-- Goal --
From the data that follows, report how many lines hold the string "company", giving only the number.

Dataset records
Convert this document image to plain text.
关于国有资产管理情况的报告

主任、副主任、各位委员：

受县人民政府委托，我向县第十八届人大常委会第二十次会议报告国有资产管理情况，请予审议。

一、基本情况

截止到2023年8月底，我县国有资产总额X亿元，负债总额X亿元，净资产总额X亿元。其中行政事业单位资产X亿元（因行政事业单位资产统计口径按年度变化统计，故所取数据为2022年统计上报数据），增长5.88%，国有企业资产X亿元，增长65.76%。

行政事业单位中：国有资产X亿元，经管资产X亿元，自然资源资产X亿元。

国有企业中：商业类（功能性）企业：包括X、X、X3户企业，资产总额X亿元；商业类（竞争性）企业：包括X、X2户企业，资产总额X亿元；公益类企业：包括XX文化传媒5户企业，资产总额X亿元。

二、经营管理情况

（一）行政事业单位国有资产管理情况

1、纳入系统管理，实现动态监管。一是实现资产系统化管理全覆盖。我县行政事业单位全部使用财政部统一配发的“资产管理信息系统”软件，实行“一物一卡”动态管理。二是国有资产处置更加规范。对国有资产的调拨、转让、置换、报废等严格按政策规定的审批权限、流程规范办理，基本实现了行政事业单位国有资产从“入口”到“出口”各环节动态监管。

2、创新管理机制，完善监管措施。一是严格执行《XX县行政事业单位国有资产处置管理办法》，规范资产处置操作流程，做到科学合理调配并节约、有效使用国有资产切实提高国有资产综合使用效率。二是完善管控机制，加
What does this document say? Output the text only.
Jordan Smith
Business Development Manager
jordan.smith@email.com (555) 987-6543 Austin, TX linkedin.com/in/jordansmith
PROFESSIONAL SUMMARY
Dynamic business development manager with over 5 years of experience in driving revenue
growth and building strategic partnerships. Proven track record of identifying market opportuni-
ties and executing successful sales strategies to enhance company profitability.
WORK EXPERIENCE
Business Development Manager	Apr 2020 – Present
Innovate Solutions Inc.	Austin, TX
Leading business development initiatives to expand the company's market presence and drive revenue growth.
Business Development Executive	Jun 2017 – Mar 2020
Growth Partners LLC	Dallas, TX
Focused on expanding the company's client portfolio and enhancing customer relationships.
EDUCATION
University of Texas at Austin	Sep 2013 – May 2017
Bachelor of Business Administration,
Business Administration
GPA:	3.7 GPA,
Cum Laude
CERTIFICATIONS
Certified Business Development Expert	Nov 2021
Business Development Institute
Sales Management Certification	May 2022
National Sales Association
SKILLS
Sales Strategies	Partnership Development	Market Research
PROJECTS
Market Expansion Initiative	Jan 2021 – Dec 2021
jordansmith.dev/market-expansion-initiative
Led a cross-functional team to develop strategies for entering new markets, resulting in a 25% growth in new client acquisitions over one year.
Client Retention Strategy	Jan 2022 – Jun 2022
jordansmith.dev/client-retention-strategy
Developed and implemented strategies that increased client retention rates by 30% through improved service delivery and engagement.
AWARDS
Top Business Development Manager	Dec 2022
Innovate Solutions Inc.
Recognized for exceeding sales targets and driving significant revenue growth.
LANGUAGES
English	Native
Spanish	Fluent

-- Result of this task --
3